■ Data for this exercise
## start

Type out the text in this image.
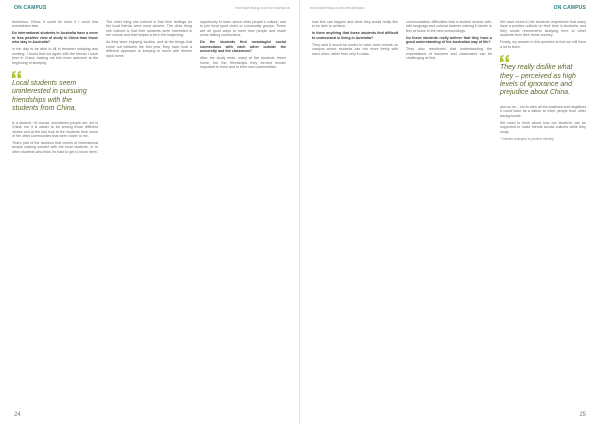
ON CAMPUS	monashmag.com/oncampus

behaviour. China, it could be more if I could find somewhere else.

Do international students in Australia have a more or less positive view of study in China than those who stay in Australia?

in her day to be able to fill in between studying and working. I found that out again with the friends I have here in China, making me feel more welcome at the beginning of studying.

Local students seem uninterested in pursuing friendships with the students from China.

is a student. Of course, sometimes people are not in China, but it is easier to be among those different stories and at the last look at the students from some of the other communities that were closer to me.

That's part of the decision that comes of international people making contact with the local students, or to other students who think it's hard to get to know them.

The other thing she noticed is that their feelings for the local friends were more sincere. The other thing she noticed is that their students were interested in her culture and that helped a lot in the beginning.

As they were enjoying studies, and at the things that come out between the first year, they each took a different approach to keeping in touch with friends back home.

opportunity to learn about other people's culture, and to join local sport clubs or community groups. These are all good ways to meet new people and make some lasting connections.

Do the students find meaningful social connections with each other outside the university and the classroom?

After the study ends, many of the students return home, but the friendships they formed remain important to them and to their new communities.

24
monashmag.com/oncampus	ON CAMPUS

how this can happen and what they would really like to be able to achieve.

Is there anything that these students find difficult to understand in living in Australia?

They said it would be useful to have more events on campus where students can mix more freely with each other, rather than only in class.

communication difficulties that a student arrives with, with language and cultural barriers making it harder to feel at home in the new surroundings.

Do these students really believe that they have a good understanding of the Australian way of life?

They also mentioned that understanding the expectations of teachers and classmates can be challenging at first.

We have found in the students' experience that many have a positive outlook on their time in Australia, and they would recommend studying here to other students from their home country.

Finally, my answer to this question is that we still have a lot to learn.

They really dislike what they – perceived as high levels of ignorance and prejudice about China.

and so on – not to view all the positives and negatives it could have as a failure to meet people from other backgrounds.

We need to think about how our students can be supported to make friends across cultures while they study.

* Names changed to protect identity.

25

## end

■ Required task
How many of the lines above contain the string "international"? Give the number only.

■ Complete output
2